Your task
Print all entries precisely as they are written.

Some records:
-=-=-=-=-

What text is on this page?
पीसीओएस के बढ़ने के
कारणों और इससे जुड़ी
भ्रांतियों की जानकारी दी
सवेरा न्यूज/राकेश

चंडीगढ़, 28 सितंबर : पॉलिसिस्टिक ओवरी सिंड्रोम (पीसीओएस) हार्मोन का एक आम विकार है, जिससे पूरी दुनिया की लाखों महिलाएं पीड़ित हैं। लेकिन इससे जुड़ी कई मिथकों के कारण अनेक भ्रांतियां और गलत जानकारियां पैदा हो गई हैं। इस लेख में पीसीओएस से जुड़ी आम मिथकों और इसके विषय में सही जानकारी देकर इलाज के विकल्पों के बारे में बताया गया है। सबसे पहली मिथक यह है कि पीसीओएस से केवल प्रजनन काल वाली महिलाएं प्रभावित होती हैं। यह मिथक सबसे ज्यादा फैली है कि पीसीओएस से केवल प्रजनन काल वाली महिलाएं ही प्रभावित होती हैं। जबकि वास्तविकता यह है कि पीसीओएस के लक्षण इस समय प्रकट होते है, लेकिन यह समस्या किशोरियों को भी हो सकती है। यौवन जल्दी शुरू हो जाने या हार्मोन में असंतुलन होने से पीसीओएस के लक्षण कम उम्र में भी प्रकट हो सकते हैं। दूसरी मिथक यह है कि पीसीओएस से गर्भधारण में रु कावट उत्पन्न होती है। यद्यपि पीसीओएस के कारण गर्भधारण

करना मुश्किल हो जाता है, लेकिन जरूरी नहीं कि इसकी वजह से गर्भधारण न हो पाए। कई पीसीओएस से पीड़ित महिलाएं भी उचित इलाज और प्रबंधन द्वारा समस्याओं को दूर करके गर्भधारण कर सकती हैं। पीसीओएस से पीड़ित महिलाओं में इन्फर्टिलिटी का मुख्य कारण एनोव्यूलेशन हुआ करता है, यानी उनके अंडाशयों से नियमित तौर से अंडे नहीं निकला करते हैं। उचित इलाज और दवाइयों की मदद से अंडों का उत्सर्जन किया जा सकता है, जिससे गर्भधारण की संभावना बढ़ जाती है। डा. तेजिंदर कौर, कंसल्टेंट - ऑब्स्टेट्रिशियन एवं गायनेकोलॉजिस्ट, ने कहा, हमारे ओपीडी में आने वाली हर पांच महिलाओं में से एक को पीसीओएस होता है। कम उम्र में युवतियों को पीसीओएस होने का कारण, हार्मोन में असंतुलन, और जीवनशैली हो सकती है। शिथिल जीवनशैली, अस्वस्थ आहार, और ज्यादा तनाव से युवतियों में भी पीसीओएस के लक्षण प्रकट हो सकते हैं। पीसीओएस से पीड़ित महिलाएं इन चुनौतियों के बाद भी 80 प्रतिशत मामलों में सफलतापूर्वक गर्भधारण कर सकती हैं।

-=-=-=-=-

Reply
What text is on this page?
पीसीओएस के बढ़ने के
कारणों और इससे जुड़ी
भ्रांतियों की जानकारी दी
सवेरा न्यूज/राकेश

चंडीगढ़, 28 सितंबर : पॉलिसिस्टिक ओवरी सिंड्रोम (पीसीओएस) हार्मोन का एक आम विकार है, जिससे पूरी दुनिया की लाखों महिलाएं पीड़ित हैं। लेकिन इससे जुड़ी कई मिथकों के कारण अनेक भ्रांतियां और गलत जानकारियां पैदा हो गई हैं। इस लेख में पीसीओएस से जुड़ी आम मिथकों और इसके विषय में सही जानकारी देकर इलाज के विकल्पों के बारे में बताया गया है। सबसे पहली मिथक यह है कि पीसीओएस से केवल प्रजनन काल वाली महिलाएं प्रभावित होती हैं। यह मिथक सबसे ज्यादा फैली है कि पीसीओएस से केवल प्रजनन काल वाली महिलाएं ही प्रभावित होती हैं। जबकि वास्तविकता यह है कि पीसीओएस के लक्षण इस समय प्रकट होते है, लेकिन यह समस्या किशोरियों को भी हो सकती है। यौवन जल्दी शुरू हो जाने या हार्मोन में असंतुलन होने से पीसीओएस के लक्षण कम उम्र में भी प्रकट हो सकते हैं। दूसरी मिथक यह है कि पीसीओएस से गर्भधारण में रु कावट उत्पन्न होती है। यद्यपि पीसीओएस के कारण गर्भधारण

करना मुश्किल हो जाता है, लेकिन जरूरी नहीं कि इसकी वजह से गर्भधारण न हो पाए। कई पीसीओएस से पीड़ित महिलाएं भी उचित इलाज और प्रबंधन द्वारा समस्याओं को दूर करके गर्भधारण कर सकती हैं। पीसीओएस से पीड़ित महिलाओं में इन्फर्टिलिटी का मुख्य कारण एनोव्यूलेशन हुआ करता है, यानी उनके अंडाशयों से नियमित तौर से अंडे नहीं निकला करते हैं। उचित इलाज और दवाइयों की मदद से अंडों का उत्सर्जन किया जा सकता है, जिससे गर्भधारण की संभावना बढ़ जाती है। डा. तेजिंदर कौर, कंसल्टेंट - ऑब्स्टेट्रिशियन एवं गायनेकोलॉजिस्ट, ने कहा, हमारे ओपीडी में आने वाली हर पांच महिलाओं में से एक को पीसीओएस होता है। कम उम्र में युवतियों को पीसीओएस होने का कारण, हार्मोन में असंतुलन, और जीवनशैली हो सकती है। शिथिल जीवनशैली, अस्वस्थ आहार, और ज्यादा तनाव से युवतियों में भी पीसीओएस के लक्षण प्रकट हो सकते हैं। पीसीओएस से पीड़ित महिलाएं इन चुनौतियों के बाद भी 80 प्रतिशत मामलों में सफलतापूर्वक गर्भधारण कर सकती हैं।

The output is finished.